Stored data:
>>>>
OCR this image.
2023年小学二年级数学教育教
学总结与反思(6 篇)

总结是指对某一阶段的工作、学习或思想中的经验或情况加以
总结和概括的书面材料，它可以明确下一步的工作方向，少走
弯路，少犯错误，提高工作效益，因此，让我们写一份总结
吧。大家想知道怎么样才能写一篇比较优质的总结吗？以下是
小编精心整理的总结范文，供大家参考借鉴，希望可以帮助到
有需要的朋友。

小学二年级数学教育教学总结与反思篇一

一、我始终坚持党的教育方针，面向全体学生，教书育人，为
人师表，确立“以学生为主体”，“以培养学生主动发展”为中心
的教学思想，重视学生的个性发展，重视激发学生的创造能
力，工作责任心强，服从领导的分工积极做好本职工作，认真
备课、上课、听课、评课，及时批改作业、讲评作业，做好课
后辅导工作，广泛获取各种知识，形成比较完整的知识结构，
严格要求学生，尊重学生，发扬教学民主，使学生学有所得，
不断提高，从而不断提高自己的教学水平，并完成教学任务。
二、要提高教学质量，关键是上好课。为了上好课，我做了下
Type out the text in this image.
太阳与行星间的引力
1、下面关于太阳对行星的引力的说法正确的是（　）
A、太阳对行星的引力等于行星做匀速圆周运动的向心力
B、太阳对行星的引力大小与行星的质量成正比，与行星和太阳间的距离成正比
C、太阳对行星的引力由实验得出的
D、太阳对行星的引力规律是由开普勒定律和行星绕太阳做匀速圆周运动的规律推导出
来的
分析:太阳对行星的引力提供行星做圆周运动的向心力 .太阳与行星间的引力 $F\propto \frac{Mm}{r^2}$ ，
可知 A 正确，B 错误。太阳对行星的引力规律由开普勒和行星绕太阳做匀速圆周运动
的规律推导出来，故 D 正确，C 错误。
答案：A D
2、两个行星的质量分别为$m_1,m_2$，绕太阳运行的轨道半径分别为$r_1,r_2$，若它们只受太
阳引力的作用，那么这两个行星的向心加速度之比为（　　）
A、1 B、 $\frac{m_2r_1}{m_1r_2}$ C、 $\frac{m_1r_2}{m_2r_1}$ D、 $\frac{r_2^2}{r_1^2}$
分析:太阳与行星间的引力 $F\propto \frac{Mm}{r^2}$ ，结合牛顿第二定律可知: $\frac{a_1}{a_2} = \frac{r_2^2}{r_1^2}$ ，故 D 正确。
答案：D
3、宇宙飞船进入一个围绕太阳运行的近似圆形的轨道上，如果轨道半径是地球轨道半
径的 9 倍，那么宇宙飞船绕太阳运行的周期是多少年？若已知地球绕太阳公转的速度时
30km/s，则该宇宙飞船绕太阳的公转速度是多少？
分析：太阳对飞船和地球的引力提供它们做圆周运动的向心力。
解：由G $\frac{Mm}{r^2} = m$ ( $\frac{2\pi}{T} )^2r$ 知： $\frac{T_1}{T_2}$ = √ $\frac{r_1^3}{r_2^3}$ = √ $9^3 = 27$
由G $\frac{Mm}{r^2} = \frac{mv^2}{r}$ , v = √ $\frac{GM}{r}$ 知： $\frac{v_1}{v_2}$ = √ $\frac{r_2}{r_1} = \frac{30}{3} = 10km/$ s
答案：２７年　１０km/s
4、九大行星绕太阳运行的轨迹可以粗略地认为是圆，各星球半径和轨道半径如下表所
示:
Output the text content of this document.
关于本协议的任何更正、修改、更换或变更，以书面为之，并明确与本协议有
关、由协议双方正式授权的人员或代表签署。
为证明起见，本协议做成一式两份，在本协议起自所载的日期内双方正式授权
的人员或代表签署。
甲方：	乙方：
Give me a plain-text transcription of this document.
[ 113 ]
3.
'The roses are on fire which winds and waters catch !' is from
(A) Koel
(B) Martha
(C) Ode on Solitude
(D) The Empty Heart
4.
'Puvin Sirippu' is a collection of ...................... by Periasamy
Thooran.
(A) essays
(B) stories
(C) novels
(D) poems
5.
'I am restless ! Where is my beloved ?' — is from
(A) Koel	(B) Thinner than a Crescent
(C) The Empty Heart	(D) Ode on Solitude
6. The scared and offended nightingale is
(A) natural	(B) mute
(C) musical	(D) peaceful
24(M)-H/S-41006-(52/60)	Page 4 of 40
<<<<
[TASK REQUIREMENTS]: Find the lines containing "propto" and pull them out.

[EXERCISE SOLUTION]:
分析:太阳对行星的引力提供行星做圆周运动的向心力 .太阳与行星间的引力 $F\propto \frac{Mm}{r^2}$ ，
分析:太阳与行星间的引力 $F\propto \frac{Mm}{r^2}$ ，结合牛顿第二定律可知: $\frac{a_1}{a_2} = \frac{r_2^2}{r_1^2}$ ，故 D 正确。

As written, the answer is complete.